**What this task involves**
Go through the listing and copy each line with the string "сезон".

[Records from a data source]

◇ ◇ ◇ ◇ ◇

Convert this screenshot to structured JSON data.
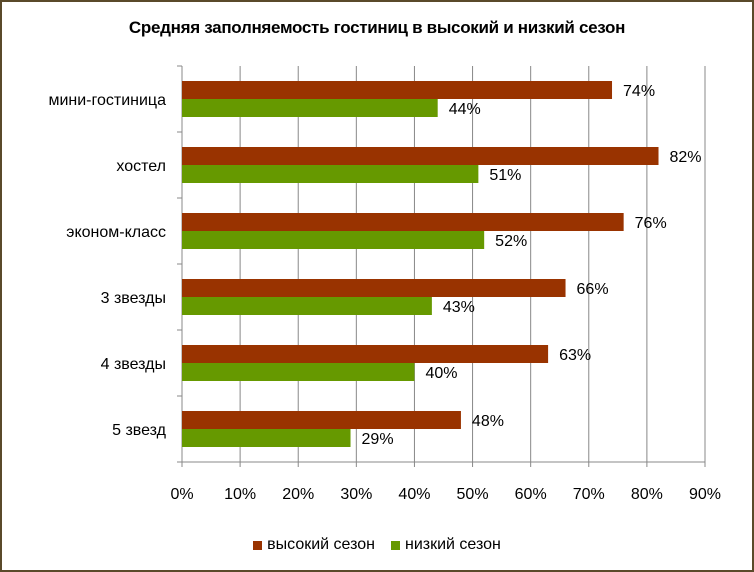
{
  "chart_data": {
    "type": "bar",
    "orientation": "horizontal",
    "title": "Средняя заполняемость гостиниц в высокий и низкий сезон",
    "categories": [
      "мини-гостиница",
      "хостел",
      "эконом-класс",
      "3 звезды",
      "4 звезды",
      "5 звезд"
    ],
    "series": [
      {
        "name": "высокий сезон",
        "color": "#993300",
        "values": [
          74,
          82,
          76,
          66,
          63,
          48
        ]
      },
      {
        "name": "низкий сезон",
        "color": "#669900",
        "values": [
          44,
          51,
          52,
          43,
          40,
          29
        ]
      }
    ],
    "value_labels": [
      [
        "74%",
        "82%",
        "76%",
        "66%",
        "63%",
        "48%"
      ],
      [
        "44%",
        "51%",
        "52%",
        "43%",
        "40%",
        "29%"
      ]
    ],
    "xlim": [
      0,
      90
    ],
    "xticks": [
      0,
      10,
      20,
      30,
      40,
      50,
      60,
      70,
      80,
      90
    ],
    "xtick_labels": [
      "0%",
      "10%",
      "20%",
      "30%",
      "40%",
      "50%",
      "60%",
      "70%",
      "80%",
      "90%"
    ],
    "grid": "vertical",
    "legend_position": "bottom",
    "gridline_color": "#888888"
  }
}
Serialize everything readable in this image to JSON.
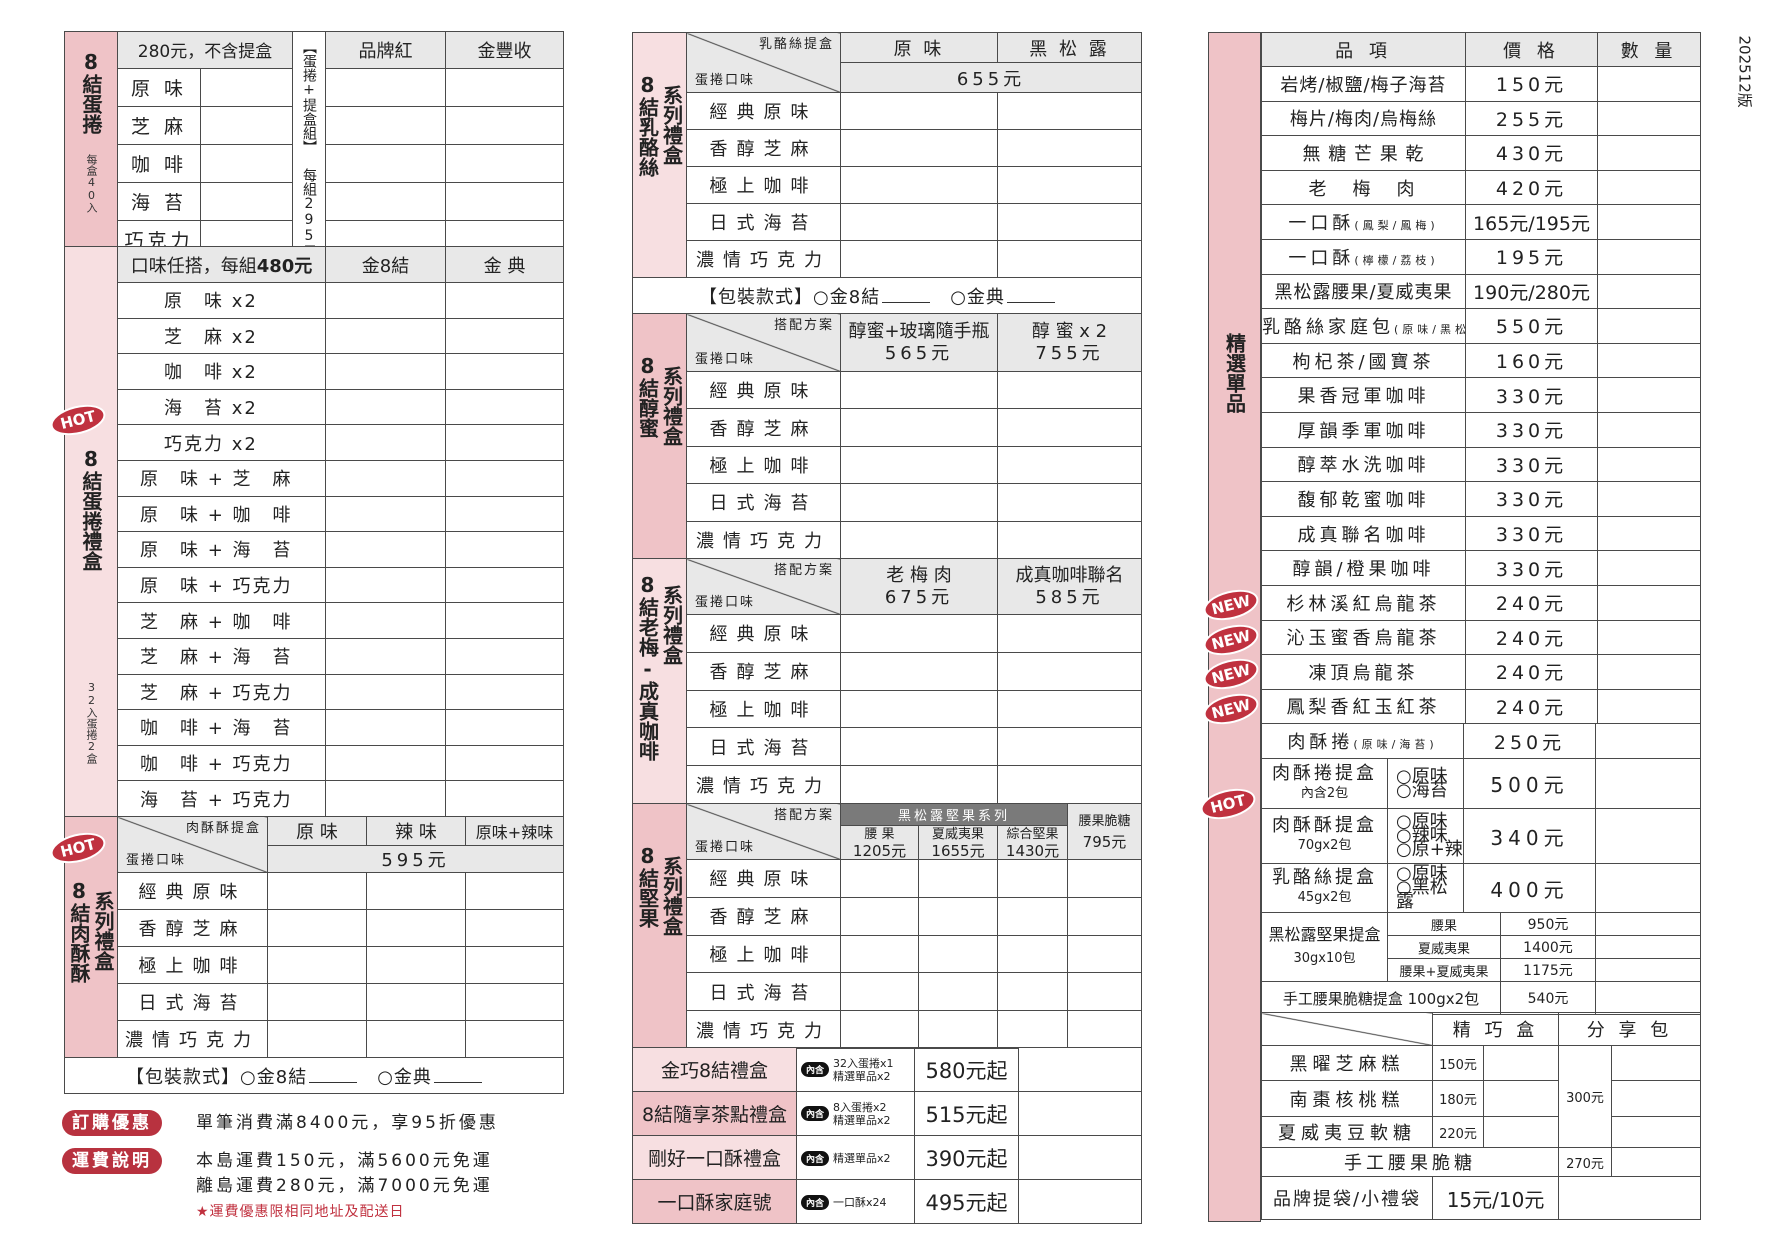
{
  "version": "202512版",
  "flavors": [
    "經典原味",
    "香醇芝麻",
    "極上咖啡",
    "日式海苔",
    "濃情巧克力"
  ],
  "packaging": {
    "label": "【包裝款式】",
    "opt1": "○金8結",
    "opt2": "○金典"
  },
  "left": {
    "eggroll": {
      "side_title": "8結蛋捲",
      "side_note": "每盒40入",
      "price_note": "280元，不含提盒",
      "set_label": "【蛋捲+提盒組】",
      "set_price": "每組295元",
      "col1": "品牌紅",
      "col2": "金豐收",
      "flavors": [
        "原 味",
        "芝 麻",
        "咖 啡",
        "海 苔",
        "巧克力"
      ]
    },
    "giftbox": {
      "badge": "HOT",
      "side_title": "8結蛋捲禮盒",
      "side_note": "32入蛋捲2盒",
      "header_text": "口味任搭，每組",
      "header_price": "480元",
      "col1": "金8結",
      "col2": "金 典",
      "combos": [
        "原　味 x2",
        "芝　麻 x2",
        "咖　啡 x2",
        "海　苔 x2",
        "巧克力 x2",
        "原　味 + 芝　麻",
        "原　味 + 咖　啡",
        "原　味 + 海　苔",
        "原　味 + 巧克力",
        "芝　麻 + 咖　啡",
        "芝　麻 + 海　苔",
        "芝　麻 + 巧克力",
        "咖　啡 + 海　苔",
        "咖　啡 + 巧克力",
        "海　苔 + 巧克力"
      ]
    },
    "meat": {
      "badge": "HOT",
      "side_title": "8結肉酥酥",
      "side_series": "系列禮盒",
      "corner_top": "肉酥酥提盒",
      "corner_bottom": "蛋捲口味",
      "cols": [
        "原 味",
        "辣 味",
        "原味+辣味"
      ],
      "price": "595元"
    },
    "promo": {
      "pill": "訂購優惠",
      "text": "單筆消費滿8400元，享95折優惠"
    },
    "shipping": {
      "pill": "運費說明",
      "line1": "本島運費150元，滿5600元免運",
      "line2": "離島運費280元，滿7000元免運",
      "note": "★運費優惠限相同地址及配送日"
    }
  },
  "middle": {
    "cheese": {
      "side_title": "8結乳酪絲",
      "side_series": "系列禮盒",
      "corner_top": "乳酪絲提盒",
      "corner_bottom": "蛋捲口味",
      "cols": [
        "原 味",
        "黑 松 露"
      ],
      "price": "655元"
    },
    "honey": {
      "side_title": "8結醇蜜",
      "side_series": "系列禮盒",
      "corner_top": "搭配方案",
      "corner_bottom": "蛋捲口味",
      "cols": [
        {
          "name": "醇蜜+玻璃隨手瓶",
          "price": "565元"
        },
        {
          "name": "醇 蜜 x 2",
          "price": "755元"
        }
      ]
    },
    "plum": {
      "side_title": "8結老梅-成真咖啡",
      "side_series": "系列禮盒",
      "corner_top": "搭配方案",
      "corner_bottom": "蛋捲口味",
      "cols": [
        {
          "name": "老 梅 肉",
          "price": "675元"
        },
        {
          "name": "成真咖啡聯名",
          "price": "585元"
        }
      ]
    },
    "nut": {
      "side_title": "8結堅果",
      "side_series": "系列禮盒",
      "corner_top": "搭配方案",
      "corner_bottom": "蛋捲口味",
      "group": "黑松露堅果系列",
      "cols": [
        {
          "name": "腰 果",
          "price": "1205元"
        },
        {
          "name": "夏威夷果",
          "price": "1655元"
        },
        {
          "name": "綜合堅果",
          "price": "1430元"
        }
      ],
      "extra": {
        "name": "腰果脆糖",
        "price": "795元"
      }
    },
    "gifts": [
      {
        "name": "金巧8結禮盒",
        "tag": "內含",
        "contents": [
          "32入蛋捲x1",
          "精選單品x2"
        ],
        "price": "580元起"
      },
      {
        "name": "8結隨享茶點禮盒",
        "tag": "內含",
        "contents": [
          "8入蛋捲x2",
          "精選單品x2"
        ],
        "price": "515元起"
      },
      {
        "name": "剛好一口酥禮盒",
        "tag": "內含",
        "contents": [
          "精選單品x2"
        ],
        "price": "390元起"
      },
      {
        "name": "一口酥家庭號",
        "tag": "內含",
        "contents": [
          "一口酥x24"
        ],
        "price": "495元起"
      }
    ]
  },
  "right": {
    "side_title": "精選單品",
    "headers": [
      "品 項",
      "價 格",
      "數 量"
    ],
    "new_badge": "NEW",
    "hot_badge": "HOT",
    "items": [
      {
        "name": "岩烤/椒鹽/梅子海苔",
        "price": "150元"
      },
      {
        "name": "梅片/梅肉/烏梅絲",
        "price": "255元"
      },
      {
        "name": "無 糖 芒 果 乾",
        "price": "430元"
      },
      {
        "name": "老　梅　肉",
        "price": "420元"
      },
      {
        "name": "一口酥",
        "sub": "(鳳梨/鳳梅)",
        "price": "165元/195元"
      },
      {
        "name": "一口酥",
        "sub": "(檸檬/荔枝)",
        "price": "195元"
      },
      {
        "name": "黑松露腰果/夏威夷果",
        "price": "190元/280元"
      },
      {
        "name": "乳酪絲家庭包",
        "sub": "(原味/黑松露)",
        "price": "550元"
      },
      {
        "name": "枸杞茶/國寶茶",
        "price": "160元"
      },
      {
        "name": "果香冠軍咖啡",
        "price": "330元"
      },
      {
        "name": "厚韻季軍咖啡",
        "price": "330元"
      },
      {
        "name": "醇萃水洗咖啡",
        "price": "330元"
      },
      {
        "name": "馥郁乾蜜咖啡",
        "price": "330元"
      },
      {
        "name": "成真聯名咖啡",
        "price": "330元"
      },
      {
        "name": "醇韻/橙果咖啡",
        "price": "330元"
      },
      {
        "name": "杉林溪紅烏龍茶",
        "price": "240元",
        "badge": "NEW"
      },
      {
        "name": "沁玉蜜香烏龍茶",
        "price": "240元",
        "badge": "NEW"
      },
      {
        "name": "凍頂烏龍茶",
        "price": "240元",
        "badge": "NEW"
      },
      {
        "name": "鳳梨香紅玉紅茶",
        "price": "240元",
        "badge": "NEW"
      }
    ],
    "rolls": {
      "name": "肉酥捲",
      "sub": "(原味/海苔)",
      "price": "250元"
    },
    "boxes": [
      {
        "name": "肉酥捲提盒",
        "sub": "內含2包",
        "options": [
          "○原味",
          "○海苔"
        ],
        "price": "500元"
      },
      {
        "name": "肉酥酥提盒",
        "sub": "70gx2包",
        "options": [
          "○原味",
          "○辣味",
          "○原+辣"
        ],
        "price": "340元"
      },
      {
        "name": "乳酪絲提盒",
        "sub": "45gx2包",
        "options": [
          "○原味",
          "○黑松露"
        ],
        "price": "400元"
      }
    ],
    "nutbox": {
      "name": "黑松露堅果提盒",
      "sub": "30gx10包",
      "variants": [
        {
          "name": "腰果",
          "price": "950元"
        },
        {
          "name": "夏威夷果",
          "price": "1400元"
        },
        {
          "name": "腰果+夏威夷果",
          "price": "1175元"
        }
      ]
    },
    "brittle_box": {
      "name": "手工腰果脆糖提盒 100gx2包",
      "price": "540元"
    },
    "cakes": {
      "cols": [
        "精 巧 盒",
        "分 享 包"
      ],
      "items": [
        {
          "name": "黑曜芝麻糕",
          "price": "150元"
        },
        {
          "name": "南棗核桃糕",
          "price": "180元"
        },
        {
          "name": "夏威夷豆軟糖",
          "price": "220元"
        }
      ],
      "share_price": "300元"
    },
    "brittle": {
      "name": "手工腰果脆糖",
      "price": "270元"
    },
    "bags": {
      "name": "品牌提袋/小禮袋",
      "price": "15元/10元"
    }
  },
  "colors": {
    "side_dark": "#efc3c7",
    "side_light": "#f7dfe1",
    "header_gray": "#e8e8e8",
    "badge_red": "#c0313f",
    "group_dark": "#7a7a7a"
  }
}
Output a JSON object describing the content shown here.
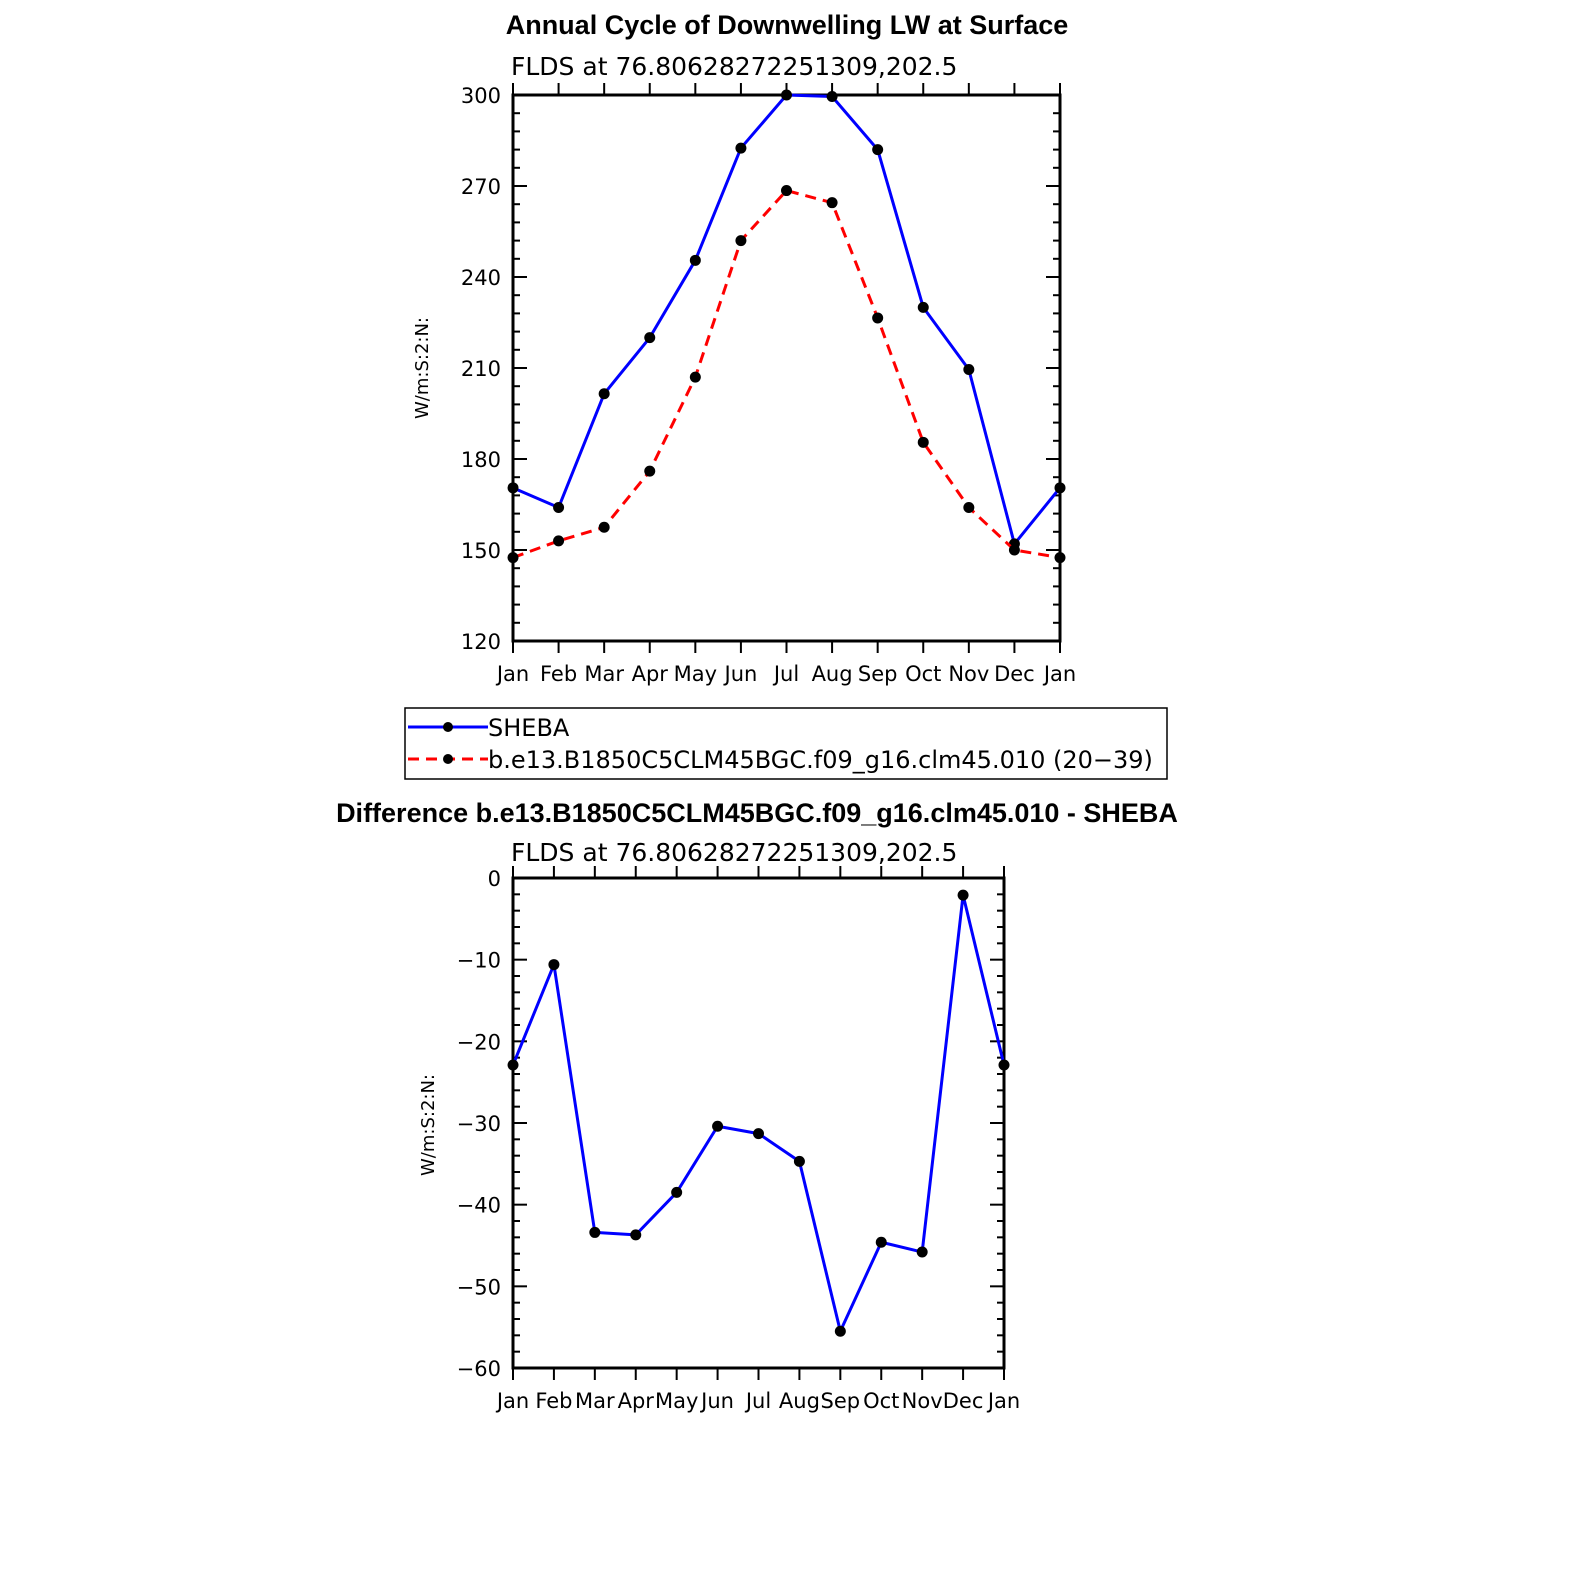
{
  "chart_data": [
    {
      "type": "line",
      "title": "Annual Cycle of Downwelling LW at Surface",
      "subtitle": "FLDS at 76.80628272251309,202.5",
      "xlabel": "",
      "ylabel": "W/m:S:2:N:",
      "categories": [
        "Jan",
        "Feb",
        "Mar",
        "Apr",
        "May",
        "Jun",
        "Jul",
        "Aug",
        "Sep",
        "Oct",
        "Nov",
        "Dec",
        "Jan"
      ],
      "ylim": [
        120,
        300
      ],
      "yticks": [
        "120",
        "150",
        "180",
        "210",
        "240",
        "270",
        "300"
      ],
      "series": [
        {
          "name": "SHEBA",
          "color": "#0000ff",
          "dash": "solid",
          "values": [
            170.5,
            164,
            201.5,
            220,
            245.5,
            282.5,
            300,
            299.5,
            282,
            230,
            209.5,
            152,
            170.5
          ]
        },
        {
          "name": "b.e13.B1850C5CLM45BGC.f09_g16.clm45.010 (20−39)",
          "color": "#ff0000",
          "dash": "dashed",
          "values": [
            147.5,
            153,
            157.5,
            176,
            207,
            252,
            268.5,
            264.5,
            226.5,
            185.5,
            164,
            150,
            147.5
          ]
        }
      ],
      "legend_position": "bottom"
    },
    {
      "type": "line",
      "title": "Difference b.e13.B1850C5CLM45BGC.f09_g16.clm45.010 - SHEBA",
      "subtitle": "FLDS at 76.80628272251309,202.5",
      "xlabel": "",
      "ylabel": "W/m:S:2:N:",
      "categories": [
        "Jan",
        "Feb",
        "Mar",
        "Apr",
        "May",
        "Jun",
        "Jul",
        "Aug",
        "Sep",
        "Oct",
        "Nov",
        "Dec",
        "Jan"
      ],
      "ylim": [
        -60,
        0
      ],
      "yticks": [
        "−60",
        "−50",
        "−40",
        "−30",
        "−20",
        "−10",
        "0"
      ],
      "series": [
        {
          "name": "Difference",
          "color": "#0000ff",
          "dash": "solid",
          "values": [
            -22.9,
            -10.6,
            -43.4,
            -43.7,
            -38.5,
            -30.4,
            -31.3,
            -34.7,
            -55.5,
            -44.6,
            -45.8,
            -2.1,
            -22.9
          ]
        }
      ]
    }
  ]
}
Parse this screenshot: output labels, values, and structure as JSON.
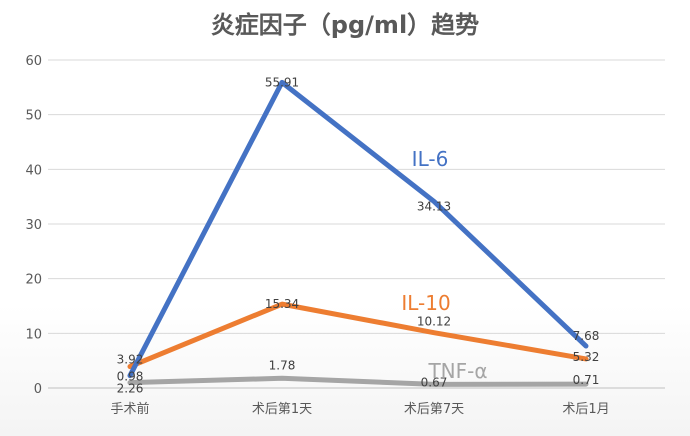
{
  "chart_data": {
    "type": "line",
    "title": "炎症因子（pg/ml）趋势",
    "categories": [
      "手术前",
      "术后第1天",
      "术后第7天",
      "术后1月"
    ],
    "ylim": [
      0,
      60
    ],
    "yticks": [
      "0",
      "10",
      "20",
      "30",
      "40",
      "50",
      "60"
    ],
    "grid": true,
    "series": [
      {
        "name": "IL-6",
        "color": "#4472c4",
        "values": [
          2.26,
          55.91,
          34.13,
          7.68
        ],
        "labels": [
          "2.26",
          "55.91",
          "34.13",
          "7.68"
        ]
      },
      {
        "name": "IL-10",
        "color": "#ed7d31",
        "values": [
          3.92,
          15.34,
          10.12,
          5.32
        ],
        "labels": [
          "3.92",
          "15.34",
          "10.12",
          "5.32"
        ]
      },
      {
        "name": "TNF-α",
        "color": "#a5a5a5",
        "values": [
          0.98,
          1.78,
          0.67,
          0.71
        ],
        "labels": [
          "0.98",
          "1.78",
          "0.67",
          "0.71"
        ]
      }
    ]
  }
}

◇ ◇ ◇ ◇ ◇

**Solved exercise**
    "title": "Средняя заполняемость гостиниц в высокий и низкий сезон",
        "name": "высокий сезон",
        "name": "низкий сезон",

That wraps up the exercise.